▶ **Exercise passage**:
▼

Additional treatment recommended for SOME patients in selected patient group

Oral cyclophosphamide is part of standard therapy at diagnosis (in addition to corticosteroids) for patients with MNM associated with granulomatosis with polyangiitis or microscopic polyarteritis.[65] For patients with classic PAN or EGPA, oral cyclophosphamide is part of standard therapy at diagnosis for patients with factors indicating a poor prognosis, and may be added for patients with an initially good prognosis if their vasculitic neuropathy is not controlled by prednisolone alone.[65] For patients with non-systemic vasculitic neuropathy, combination immunosuppression seems more effective at inducing remission and reducing disability than corticosteroids alone.[23] However, many neuromuscular neurologists begin therapy with corticosteroids alone, and add cyclophosphamide only if the neuropathy is progressive despite corticosteroid therapy.[63]

Options for treating vasculitic neuropathy with an insufficient response to first-line treatment include replacing oral cyclophosphamide with either intravenous pulse cyclophosphamide (administered with mesna and fluids to prevent haemorrhagic cystitis) or methotrexate.[7][23][65]

Rituximab may be considered for treating primary systemic vasculitic neuropathies that are resistant to cyclophosphamide and methotrexate, or for patients who are intolerant of these treatments.[65] Primary non-systemic vasculitic neuropathies usually respond well to cyclophosphamide or methotrexate, but rituximab is a further option for patients refractory to these treatments.[23]

Recommended doses vary between guidelines; consult your local guidelines for more information.

▲

▶ **Tasks for this exercise**:
- 1) Which medications or drug classes does the vasculitic neuropathy treatment passage name? List every one.
- 2) According to the vasculitic neuropathy treatment passage, why is intravenous pulse cyclophosphamide given with mesna and fluids?
- 3) In the vasculitic neuropathy treatment passage, when may rituximab be considered for primary systemic vasculitic neuropathies?

[Items from a dataset]
▼

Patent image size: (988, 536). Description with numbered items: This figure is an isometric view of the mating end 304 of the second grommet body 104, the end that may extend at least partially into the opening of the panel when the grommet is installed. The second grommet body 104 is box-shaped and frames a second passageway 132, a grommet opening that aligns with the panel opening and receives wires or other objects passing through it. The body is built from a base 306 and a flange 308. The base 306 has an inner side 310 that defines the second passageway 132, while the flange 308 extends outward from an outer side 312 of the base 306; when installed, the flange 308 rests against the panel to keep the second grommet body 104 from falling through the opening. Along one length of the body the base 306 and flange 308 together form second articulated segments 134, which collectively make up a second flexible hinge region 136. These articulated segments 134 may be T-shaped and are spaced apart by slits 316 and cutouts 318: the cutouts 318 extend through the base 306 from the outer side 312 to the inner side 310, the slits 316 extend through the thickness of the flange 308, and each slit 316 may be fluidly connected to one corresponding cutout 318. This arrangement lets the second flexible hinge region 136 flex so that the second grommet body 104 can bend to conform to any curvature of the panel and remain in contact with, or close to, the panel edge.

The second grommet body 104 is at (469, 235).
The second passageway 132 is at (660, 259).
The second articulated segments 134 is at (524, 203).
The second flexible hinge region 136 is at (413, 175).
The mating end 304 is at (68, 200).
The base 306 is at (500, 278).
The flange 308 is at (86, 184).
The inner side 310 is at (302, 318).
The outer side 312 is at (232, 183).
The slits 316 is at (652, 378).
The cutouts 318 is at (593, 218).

▲

▶ **Results by task**:
- 1) Cyclophosphamide, corticosteroids, prednisolone, mesna, methotrexate, rituximab

- 2) Mesna and fluids are given with intravenous pulse cyclophosphamide to prevent hemorrhagic cystitis.

- 3) Rituximab may be considered when the neuropathy resists cyclophosphamide and methotrexate, or when the patient cannot tolerate those treatments.